* [Instructions for the task]: In the text on JWT authentication, copy out the part that opens with the words containing "Header - contains" and closes with "wasn't tampered with.", swapping "server" for "backend".

Header - contains the token type (JWT) and the signing algorithm (HS256). Payload - contains claims: the username, roles, issue time, and expiry. Signature - a cryptographic hash of the header and payload, signed with your secret key. The server uses this to verify the token wasn't tampered with.
When a client sends Authorization: Bearer eyJhbGc..., your JwtFilter decodes the token, verifies the signature, checks expiry, extracts the username, and loads the user's details - all without touching a database or session store. The Stream operations used to extract roles from the token - getAuthorities().stream().map(GrantedAuthority::getAuthority).collect(Collectors.toList()) - apply the Java Streams and method references pattern covered in Board Infinity's map stream in Java guide.
| JWT Part | Content | Encoded? | Purpose |
|---|---|---|---|
| Header | {"alg":"HS256","typ":"JWT"} |
Base64URL | Describes the token type and signing algorithm |
| Payload | {"sub":"user@email.com","roles":["USER"],"exp":1234567890} |
Base64URL | Contains user claims - readable but not secure |
| Signature | HMAC-SHA256(header + "." + payload, secret) | Base64URL | Cryptographic proof token wasn't tampered with |
The payload section of a JWT is Base64URL encoded - which means anyone can decode it and read its contents. Never put sensitive data like passwords, payment details, or personal identifiers in the payload. The signature only proves the token wasn't modified - it doesn't hide the payload. For sensitive payloads, use JWE (JSON Web Encryption) instead of JWT.
2. Adding Spring Security to Your Spring Boot Project
Start with a fresh Spring Boot project or add the security and JWT dependencies to an existing one. You need three dependencies: Spring Security, the JJWT library (for JWT generation and validation), and Spring Validation. Understanding what Spring Boot auto-configures when you add spring-boot-starter-security - and why it locks all endpoints immediately - connects to Board Infinity's essentials of back-end development guide, which explains how backend security layers work alongside the API and data layers.
<dependencies> <!-- Spring Web --> <dependency> <groupId>org.springframework.boot</groupId> <artifactId>spring-boot-starter-web</artifactId> </dependency> <!-- Spring Security --> <dependency> <groupId>org.springframework.boot</groupId> <artifactId>spring-boot-starter-security</artifactId> </dependency> <!-- JJWT - JWT generation and validation --> <dependency> <groupId>io.jsonwebtoken</groupId> <artifactId>jjwt-api</artifactId> <version>0.12.5</version> </dependency> <dependency> <groupId>io.jsonwebtoken</groupId> <artifactId>jjwt-impl</artifactId> <version>0.12.5</version> <scope>runtime</scope> </dependency> <dependency> <groupId>io.jsonwebtoken</groupId> <artifactId>jjwt-jackson</artifactId> <version>0.12.5</version> <scope>runtime</scope> </dependency> <!-- Validation --> <dependency> <groupId>org.springframework.boot</groupId> <artifactId>spring-boot-starter-validation</artifactId> </dependency>
Now add the JWT secret and expiry configuration to application.yml:
app:
jwt:
secret: "404E635266556A586E3272357538782F413F4428472B4B6250645367566B5970"

* [Provided material]:
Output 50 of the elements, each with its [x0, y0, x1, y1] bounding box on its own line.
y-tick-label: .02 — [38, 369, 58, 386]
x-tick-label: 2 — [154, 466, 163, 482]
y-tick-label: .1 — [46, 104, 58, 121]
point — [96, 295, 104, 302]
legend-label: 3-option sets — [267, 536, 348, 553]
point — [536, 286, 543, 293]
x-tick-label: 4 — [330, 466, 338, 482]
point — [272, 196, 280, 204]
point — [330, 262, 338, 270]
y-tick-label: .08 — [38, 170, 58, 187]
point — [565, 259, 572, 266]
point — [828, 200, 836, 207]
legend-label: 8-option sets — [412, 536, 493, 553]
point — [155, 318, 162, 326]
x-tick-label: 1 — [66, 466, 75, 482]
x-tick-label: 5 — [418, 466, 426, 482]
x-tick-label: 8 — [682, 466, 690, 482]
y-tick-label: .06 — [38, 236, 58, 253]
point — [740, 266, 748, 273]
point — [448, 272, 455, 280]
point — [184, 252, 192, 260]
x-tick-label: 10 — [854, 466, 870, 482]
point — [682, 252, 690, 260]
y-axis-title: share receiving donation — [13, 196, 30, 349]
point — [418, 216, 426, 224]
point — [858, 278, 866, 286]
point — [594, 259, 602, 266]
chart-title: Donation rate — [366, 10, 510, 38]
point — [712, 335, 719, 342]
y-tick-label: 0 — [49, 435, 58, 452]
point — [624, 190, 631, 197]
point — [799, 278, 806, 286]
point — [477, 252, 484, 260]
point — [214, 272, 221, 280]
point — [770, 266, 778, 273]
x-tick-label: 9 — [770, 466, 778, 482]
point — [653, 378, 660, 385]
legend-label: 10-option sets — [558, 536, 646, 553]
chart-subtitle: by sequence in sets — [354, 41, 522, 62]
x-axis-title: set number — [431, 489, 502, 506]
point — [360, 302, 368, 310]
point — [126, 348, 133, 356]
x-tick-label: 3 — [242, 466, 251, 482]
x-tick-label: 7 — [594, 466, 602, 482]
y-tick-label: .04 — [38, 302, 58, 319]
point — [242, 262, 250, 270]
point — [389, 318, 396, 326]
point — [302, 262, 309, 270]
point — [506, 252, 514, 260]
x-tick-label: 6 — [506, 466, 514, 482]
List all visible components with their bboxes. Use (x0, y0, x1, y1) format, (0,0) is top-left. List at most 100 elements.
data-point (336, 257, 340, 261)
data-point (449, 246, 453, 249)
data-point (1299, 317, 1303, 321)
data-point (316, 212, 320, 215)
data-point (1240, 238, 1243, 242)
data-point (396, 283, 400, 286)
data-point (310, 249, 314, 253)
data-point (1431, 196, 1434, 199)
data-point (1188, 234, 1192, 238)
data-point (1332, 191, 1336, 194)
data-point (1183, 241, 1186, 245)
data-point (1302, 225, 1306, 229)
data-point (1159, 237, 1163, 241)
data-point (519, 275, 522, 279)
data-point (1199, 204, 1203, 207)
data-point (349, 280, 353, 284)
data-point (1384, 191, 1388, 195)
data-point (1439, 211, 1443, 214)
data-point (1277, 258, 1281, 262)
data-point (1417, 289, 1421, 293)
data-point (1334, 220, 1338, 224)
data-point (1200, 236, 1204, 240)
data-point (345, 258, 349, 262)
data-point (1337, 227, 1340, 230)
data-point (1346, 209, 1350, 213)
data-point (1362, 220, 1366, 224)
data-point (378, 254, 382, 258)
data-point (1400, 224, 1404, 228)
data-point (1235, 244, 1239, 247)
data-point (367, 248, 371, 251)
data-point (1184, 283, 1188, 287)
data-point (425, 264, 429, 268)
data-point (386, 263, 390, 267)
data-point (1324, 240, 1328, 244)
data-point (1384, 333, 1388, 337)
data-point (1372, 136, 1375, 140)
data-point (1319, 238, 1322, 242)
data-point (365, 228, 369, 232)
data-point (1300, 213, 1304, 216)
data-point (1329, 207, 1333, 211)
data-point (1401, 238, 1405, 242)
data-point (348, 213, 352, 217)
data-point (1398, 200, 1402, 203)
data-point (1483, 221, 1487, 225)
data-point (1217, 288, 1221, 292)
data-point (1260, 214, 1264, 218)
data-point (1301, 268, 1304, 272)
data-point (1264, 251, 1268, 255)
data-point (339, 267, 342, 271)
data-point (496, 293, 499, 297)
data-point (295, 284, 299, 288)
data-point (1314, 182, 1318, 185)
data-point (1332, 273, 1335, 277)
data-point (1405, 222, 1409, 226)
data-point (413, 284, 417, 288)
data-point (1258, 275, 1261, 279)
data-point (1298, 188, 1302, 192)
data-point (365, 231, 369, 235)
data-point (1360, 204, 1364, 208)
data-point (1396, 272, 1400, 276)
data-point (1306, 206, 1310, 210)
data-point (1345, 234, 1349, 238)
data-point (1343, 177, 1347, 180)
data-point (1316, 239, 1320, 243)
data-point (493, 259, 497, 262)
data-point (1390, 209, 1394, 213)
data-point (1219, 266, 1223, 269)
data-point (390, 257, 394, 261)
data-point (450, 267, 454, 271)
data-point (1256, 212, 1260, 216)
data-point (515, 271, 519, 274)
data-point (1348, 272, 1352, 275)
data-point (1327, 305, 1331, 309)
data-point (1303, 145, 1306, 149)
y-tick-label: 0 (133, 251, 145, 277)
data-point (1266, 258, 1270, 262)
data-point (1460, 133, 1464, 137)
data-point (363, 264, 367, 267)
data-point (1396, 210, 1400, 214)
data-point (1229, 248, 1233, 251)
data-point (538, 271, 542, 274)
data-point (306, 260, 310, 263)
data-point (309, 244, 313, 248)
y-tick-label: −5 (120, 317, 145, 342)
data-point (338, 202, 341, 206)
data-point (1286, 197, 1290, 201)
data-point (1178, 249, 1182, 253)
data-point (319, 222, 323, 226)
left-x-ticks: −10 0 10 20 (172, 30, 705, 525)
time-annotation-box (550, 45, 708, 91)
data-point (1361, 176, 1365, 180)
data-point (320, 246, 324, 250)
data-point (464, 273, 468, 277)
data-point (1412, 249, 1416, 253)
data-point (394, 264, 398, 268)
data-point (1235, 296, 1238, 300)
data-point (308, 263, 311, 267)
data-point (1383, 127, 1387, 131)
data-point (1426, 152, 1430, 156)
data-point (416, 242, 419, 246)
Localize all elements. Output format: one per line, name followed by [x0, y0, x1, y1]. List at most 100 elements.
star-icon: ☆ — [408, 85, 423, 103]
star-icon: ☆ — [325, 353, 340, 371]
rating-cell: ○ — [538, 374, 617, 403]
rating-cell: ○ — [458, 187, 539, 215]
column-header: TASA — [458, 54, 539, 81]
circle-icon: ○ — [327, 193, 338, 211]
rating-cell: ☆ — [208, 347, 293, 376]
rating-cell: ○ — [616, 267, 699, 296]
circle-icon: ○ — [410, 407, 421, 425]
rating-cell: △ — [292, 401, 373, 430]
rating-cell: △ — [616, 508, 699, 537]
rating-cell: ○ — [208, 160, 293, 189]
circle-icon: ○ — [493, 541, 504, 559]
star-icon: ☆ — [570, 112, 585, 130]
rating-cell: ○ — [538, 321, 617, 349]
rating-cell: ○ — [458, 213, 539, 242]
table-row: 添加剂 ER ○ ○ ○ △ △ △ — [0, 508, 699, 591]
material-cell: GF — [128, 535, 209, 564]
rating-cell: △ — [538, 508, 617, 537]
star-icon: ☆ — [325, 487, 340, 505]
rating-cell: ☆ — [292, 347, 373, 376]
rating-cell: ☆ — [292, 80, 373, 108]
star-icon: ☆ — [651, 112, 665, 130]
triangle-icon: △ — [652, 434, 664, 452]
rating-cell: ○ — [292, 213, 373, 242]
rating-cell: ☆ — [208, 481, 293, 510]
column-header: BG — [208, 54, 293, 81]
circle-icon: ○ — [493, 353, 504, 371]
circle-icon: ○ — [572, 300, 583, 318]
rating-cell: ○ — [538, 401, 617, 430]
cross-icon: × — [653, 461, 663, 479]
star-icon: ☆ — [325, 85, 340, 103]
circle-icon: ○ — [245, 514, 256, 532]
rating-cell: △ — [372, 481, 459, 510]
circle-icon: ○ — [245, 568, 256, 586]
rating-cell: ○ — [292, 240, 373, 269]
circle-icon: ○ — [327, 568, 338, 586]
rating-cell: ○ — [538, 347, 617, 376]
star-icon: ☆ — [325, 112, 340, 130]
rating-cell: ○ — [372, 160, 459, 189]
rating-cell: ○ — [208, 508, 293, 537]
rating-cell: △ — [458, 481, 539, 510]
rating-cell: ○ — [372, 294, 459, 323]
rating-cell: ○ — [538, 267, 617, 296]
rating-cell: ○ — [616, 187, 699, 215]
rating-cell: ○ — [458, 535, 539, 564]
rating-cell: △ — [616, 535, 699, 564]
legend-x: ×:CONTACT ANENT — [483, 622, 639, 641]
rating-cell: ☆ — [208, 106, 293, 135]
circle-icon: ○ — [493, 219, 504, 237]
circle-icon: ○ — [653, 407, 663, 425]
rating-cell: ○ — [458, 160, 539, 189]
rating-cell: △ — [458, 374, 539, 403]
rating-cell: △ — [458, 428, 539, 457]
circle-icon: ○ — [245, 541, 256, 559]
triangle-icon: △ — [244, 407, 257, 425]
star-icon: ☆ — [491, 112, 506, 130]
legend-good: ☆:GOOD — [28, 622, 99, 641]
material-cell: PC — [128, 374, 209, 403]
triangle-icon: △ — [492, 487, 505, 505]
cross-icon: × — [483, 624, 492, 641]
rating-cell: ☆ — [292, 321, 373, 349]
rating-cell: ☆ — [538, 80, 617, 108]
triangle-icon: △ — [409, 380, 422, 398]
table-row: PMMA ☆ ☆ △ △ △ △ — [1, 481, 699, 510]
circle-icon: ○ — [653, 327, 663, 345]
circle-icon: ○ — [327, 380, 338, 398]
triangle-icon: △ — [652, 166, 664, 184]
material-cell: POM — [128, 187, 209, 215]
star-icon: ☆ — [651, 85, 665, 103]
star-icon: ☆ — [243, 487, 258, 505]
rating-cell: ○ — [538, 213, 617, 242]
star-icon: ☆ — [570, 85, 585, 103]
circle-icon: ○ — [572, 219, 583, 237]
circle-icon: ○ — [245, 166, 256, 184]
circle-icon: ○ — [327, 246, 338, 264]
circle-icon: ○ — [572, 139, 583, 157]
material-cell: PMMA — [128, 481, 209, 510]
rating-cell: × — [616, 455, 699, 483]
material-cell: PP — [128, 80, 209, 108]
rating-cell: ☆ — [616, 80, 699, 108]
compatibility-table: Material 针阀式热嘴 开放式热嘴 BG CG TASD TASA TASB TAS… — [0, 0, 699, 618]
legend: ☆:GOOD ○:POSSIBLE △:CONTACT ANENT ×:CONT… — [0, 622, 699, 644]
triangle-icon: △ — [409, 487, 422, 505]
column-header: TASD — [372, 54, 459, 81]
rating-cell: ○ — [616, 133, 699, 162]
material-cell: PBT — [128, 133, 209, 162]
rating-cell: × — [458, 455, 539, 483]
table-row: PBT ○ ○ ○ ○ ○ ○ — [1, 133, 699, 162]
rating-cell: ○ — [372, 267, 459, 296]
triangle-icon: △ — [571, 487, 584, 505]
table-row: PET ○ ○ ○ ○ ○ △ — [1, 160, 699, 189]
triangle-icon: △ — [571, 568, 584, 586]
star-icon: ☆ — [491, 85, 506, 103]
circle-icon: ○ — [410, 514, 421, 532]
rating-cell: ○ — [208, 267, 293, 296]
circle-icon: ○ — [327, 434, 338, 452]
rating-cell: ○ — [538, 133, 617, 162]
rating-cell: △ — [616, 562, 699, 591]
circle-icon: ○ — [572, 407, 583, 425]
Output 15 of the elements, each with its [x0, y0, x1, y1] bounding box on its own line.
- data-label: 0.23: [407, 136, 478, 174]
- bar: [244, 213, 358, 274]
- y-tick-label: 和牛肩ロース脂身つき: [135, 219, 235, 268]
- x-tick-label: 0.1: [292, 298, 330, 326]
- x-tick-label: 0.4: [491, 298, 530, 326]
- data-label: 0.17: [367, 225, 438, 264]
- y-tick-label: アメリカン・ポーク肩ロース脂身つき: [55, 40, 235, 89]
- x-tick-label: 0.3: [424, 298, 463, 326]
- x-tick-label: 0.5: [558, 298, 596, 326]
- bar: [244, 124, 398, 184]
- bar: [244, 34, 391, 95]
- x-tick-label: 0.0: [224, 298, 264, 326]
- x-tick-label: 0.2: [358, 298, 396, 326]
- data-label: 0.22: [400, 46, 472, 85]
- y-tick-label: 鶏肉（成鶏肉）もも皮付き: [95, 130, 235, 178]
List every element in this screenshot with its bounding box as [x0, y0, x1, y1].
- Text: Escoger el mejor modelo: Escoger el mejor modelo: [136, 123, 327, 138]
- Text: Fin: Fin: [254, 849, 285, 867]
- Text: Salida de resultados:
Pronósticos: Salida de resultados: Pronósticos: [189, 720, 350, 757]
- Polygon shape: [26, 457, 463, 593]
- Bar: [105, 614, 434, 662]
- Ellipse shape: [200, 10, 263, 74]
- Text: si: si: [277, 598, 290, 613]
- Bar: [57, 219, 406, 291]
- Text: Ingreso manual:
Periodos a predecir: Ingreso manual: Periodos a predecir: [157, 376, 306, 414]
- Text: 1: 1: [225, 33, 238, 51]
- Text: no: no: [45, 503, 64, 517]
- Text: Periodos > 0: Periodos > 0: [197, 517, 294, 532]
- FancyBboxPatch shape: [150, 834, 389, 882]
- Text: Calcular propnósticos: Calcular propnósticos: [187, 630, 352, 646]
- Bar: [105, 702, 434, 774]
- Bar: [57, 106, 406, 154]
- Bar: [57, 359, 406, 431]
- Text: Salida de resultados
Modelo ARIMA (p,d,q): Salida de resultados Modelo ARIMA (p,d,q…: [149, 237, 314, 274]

* [Result for this exercise]:
Header - contains the token type (JWT) and the signing algorithm (HS256). Payload - contains claims: the username, roles, issue time, and expiry. Signature - a cryptographic hash of the header and payload, signed with your secret key. The backend uses this to verify the token wasn't tampered with.